* _RECORD SET_:

-- Start --

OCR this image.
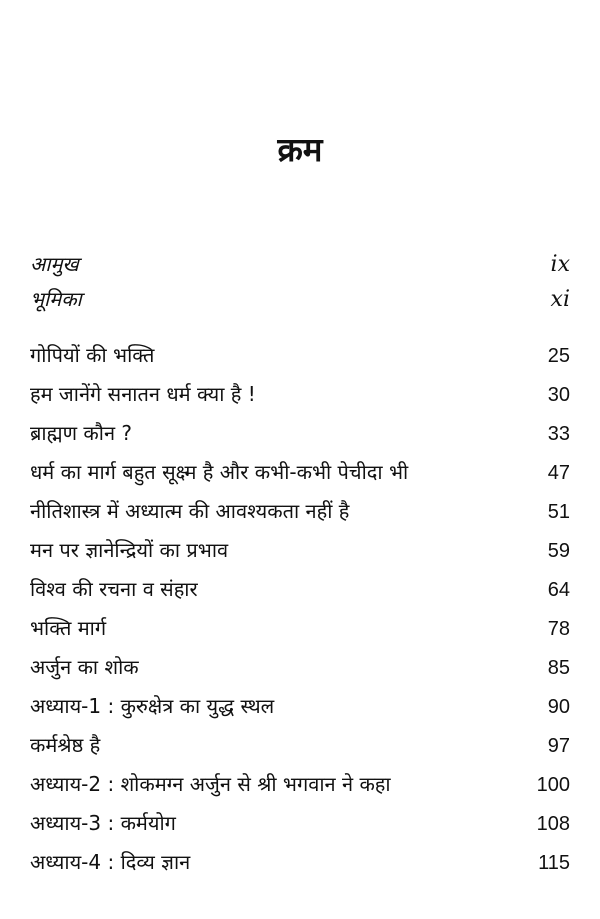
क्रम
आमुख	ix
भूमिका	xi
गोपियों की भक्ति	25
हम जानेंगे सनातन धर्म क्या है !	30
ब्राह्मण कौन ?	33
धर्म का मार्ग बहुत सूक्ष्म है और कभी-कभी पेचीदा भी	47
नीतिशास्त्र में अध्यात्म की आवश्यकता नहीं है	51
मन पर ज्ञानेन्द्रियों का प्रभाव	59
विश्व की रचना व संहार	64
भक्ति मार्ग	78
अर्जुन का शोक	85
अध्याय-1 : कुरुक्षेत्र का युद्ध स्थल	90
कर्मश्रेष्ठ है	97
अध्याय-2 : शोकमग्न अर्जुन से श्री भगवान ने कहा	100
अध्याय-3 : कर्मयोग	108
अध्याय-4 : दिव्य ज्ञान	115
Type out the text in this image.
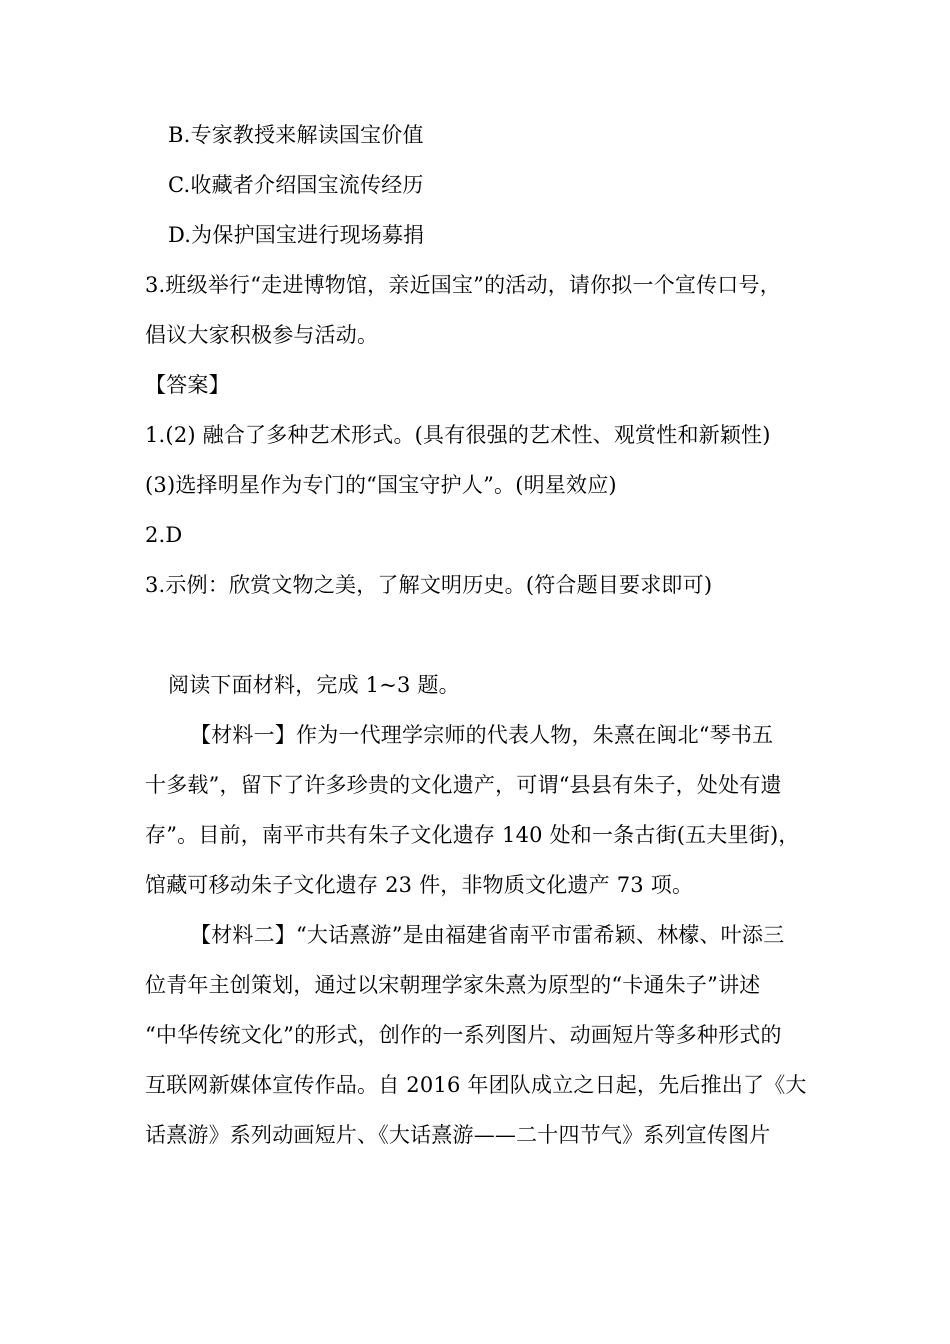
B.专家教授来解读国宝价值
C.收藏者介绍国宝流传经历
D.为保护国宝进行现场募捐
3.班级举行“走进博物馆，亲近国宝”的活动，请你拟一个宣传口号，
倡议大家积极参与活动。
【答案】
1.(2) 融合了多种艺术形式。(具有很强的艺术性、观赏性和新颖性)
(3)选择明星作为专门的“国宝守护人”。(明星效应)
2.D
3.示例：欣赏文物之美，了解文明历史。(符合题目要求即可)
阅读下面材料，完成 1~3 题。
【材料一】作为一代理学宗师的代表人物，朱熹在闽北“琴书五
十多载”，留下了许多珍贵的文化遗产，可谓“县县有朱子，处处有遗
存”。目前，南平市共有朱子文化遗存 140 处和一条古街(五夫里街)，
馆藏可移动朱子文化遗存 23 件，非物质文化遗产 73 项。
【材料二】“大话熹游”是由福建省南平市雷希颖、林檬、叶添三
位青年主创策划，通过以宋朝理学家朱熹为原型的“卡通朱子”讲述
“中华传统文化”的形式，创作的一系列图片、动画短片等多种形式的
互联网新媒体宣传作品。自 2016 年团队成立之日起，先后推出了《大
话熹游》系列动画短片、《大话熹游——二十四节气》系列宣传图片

-- End --

* _WRITTEN REQUEST_: Look through the listing above. Pick out each line with "大话熹游" and copy it.

* _THE COMPLETED TASK_:
【材料二】“大话熹游”是由福建省南平市雷希颖、林檬、叶添三
话熹游》系列动画短片、《大话熹游——二十四节气》系列宣传图片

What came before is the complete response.